─── Provided records ───
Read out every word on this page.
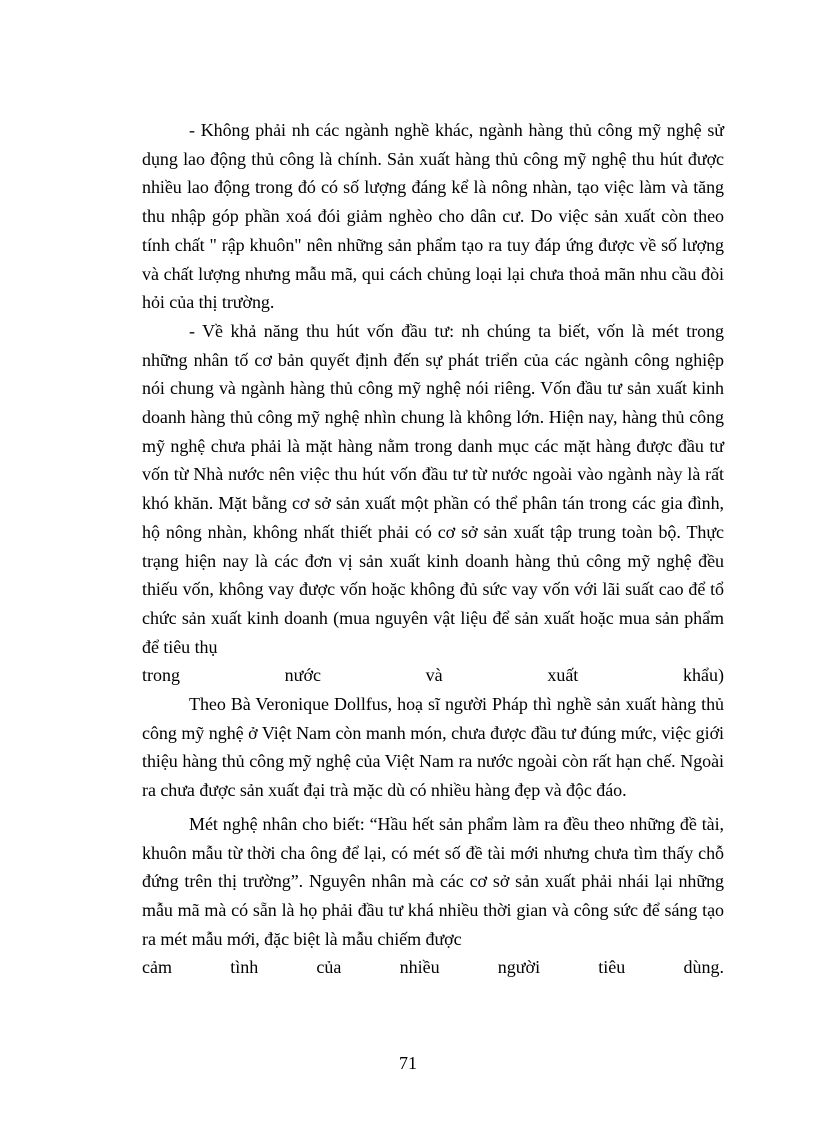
- Không phải nh các ngành nghề khác, ngành hàng thủ công mỹ nghệ sử dụng lao động thủ công là chính. Sản xuất hàng thủ công mỹ nghệ thu hút được nhiều lao động trong đó có số lượng đáng kể là nông nhàn, tạo việc làm và tăng thu nhập góp phần xoá đói giảm nghèo cho dân cư. Do việc sản xuất còn theo tính chất " rập khuôn" nên những sản phẩm tạo ra tuy đáp ứng được về số lượng và chất lượng nhưng mẫu mã, qui cách chủng loại lại chưa thoả mãn nhu cầu đòi hỏi của thị trường.

- Về khả năng thu hút vốn đầu tư: nh chúng ta biết, vốn là mét trong những nhân tố cơ bản quyết định đến sự phát triển của các ngành công nghiệp nói chung và ngành hàng thủ công mỹ nghệ nói riêng. Vốn đầu tư sản xuất kinh doanh hàng thủ công mỹ nghệ nhìn chung là không lớn. Hiện nay, hàng thủ công mỹ nghệ chưa phải là mặt hàng nằm trong danh mục các mặt hàng được đầu tư vốn từ Nhà nước nên việc thu hút vốn đầu tư từ nước ngoài vào ngành này là rất khó khăn. Mặt bằng cơ sở sản xuất một phần có thể phân tán trong các gia đình, hộ nông nhàn, không nhất thiết phải có cơ sở sản xuất tập trung toàn bộ. Thực trạng hiện nay là các đơn vị sản xuất kinh doanh hàng thủ công mỹ nghệ đều thiếu vốn, không vay được vốn hoặc không đủ sức vay vốn với lãi suất cao để tổ chức sản xuất kinh doanh (mua nguyên vật liệu để sản xuất hoặc mua sản phẩm để tiêu thụ

trong nước và xuất khẩu)

Theo Bà Veronique Dollfus, hoạ sĩ người Pháp thì nghề sản xuất hàng thủ công mỹ nghệ ở Việt Nam còn manh món, chưa được đầu tư đúng mức, việc giới thiệu hàng thủ công mỹ nghệ của Việt Nam ra nước ngoài còn rất hạn chế. Ngoài ra chưa được sản xuất đại trà mặc dù có nhiều hàng đẹp và độc đáo.

Mét nghệ nhân cho biết: “Hầu hết sản phẩm làm ra đều theo những đề tài, khuôn mẫu từ thời cha ông để lại, có mét số đề tài mới nhưng chưa tìm thấy chỗ đứng trên thị trường”. Nguyên nhân mà các cơ sở sản xuất phải nhái lại những mẫu mã mà có sẵn là họ phải đầu tư khá nhiều thời gian và công sức để sáng tạo ra mét mẫu mới, đặc biệt là mẫu chiếm được

cảm tình của nhiều người tiêu dùng.

71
───
Written task >> Show the lines of the material that contain the word "trong".

Final result >>
- Không phải nh các ngành nghề khác, ngành hàng thủ công mỹ nghệ sử dụng lao động thủ công là chính. Sản xuất hàng thủ công mỹ nghệ thu hút được nhiều lao động trong đó có số lượng đáng kể là nông nhàn, tạo việc làm và tăng thu nhập góp phần xoá đói giảm nghèo cho dân cư. Do việc sản xuất còn theo tính chất " rập khuôn" nên những sản phẩm tạo ra tuy đáp ứng được về số lượng và chất lượng nhưng mẫu mã, qui cách chủng loại lại chưa thoả mãn nhu cầu đòi hỏi của thị trường.
- Về khả năng thu hút vốn đầu tư: nh chúng ta biết, vốn là mét trong những nhân tố cơ bản quyết định đến sự phát triển của các ngành công nghiệp nói chung và ngành hàng thủ công mỹ nghệ nói riêng. Vốn đầu tư sản xuất kinh doanh hàng thủ công mỹ nghệ nhìn chung là không lớn. Hiện nay, hàng thủ công mỹ nghệ chưa phải là mặt hàng nằm trong danh mục các mặt hàng được đầu tư vốn từ Nhà nước nên việc thu hút vốn đầu tư từ nước ngoài vào ngành này là rất khó khăn. Mặt bằng cơ sở sản xuất một phần có thể phân tán trong các gia đình, hộ nông nhàn, không nhất thiết phải có cơ sở sản xuất tập trung toàn bộ. Thực trạng hiện nay là các đơn vị sản xuất kinh doanh hàng thủ công mỹ nghệ đều thiếu vốn, không vay được vốn hoặc không đủ sức vay vốn với lãi suất cao để tổ chức sản xuất kinh doanh (mua nguyên vật liệu để sản xuất hoặc mua sản phẩm để tiêu thụ
trong nước và xuất khẩu)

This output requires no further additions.